Task description => Report each row below that contains the string "workdays", copying the full row.

Extracted data =>
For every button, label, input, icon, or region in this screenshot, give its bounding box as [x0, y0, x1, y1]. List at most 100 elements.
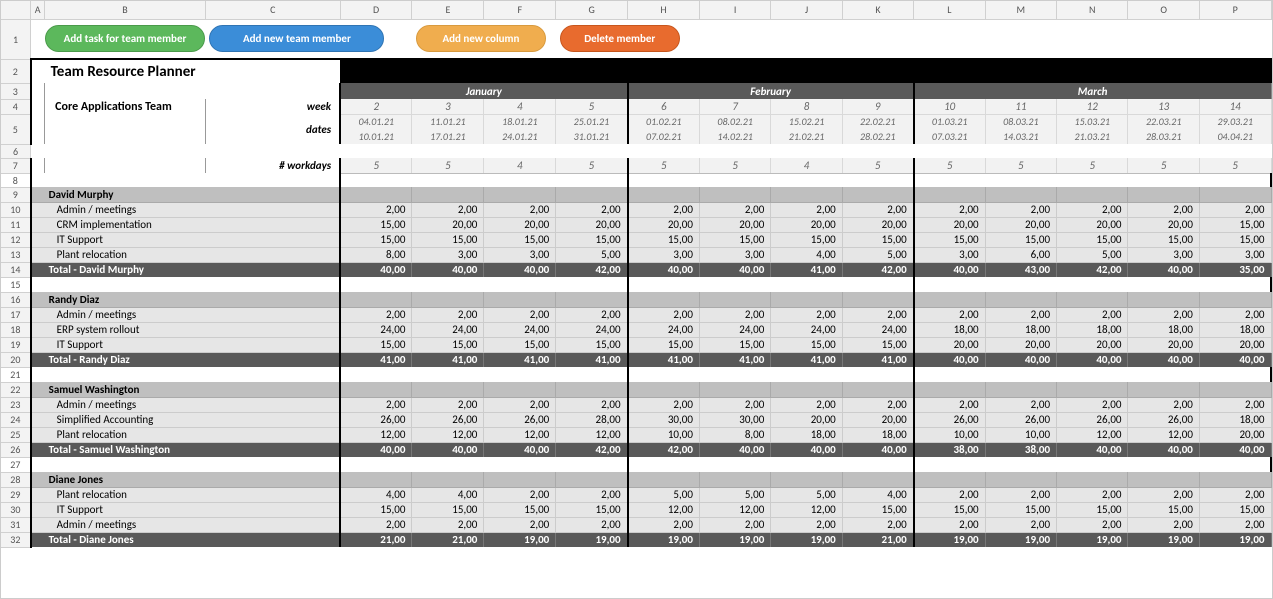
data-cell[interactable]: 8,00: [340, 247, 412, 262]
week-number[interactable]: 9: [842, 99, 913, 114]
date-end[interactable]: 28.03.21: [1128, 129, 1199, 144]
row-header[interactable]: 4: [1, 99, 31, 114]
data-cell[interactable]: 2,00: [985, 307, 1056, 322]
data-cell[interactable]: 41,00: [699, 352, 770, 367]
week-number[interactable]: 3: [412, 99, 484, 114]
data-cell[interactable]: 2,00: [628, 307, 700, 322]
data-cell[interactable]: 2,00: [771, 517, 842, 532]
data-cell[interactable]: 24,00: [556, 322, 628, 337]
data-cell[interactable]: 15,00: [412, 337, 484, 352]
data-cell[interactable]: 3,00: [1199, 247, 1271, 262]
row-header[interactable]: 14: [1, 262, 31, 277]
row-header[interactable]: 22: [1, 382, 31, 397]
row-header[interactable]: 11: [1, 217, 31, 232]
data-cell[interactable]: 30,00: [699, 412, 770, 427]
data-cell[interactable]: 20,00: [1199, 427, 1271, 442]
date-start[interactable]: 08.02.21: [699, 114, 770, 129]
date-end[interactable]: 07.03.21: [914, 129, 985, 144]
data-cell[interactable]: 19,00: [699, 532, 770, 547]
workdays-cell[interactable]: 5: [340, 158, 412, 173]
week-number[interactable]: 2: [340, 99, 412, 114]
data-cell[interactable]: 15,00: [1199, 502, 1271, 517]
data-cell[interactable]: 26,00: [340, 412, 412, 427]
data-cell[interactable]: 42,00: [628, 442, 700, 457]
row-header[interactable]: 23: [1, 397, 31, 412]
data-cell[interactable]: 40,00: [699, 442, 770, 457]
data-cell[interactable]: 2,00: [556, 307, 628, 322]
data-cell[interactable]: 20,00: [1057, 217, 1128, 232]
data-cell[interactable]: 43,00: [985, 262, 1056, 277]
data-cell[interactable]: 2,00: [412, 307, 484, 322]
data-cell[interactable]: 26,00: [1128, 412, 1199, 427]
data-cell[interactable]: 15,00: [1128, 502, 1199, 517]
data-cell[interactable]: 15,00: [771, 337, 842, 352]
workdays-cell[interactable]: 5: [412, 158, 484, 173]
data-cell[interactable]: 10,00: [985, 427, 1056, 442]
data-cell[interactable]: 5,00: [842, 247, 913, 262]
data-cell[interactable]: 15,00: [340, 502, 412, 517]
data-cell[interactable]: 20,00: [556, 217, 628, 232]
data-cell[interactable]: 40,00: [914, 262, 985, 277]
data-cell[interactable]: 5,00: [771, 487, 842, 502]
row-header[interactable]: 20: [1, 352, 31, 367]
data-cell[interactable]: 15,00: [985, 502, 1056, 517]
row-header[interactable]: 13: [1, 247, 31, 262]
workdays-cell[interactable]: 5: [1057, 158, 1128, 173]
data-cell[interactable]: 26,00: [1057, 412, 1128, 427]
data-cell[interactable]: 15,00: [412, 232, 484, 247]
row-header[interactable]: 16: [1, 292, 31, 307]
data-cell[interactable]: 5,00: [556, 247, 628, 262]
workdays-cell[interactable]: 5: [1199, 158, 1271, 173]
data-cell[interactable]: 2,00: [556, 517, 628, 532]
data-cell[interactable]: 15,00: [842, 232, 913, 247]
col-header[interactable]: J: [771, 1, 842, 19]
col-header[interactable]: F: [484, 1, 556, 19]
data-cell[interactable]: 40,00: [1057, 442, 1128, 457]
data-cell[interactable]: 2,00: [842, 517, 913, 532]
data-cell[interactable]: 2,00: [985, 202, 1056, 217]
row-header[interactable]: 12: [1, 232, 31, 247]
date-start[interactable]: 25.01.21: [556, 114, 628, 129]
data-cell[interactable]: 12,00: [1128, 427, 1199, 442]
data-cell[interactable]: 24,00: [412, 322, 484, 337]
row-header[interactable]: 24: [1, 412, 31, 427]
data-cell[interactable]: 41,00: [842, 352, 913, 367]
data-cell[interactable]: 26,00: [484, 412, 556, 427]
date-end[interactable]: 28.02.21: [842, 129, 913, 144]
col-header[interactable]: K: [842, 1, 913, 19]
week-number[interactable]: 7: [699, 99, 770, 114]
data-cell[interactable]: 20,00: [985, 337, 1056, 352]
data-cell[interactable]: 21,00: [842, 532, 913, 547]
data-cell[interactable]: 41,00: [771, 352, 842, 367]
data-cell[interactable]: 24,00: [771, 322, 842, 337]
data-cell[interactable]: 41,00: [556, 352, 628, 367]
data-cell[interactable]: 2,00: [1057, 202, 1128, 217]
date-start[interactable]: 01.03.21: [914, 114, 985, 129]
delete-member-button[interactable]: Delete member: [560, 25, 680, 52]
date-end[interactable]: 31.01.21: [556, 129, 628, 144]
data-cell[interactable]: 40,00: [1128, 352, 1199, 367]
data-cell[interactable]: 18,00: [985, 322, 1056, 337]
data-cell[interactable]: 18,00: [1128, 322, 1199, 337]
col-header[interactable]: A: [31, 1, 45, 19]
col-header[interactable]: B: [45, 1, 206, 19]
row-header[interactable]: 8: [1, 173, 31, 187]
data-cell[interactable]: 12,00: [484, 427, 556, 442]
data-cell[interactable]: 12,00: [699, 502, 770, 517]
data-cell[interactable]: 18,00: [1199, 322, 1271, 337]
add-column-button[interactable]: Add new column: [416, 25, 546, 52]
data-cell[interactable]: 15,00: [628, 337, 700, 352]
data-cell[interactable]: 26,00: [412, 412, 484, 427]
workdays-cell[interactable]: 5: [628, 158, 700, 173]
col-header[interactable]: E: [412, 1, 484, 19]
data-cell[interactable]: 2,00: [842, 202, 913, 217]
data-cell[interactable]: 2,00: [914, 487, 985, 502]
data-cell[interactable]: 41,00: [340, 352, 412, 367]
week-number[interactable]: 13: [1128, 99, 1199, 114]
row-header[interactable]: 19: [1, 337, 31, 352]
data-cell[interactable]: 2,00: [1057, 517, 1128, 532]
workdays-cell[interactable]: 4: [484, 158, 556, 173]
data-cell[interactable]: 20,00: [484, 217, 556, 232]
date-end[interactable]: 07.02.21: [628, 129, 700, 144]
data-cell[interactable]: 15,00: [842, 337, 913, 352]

Exercise answer =>
workdays-cell[interactable]: 5: [340, 158, 412, 173]
workdays-cell[interactable]: 5: [412, 158, 484, 173]
workdays-cell[interactable]: 5: [1057, 158, 1128, 173]
workdays-cell[interactable]: 5: [1199, 158, 1271, 173]
workdays-cell[interactable]: 5: [628, 158, 700, 173]
workdays-cell[interactable]: 4: [484, 158, 556, 173]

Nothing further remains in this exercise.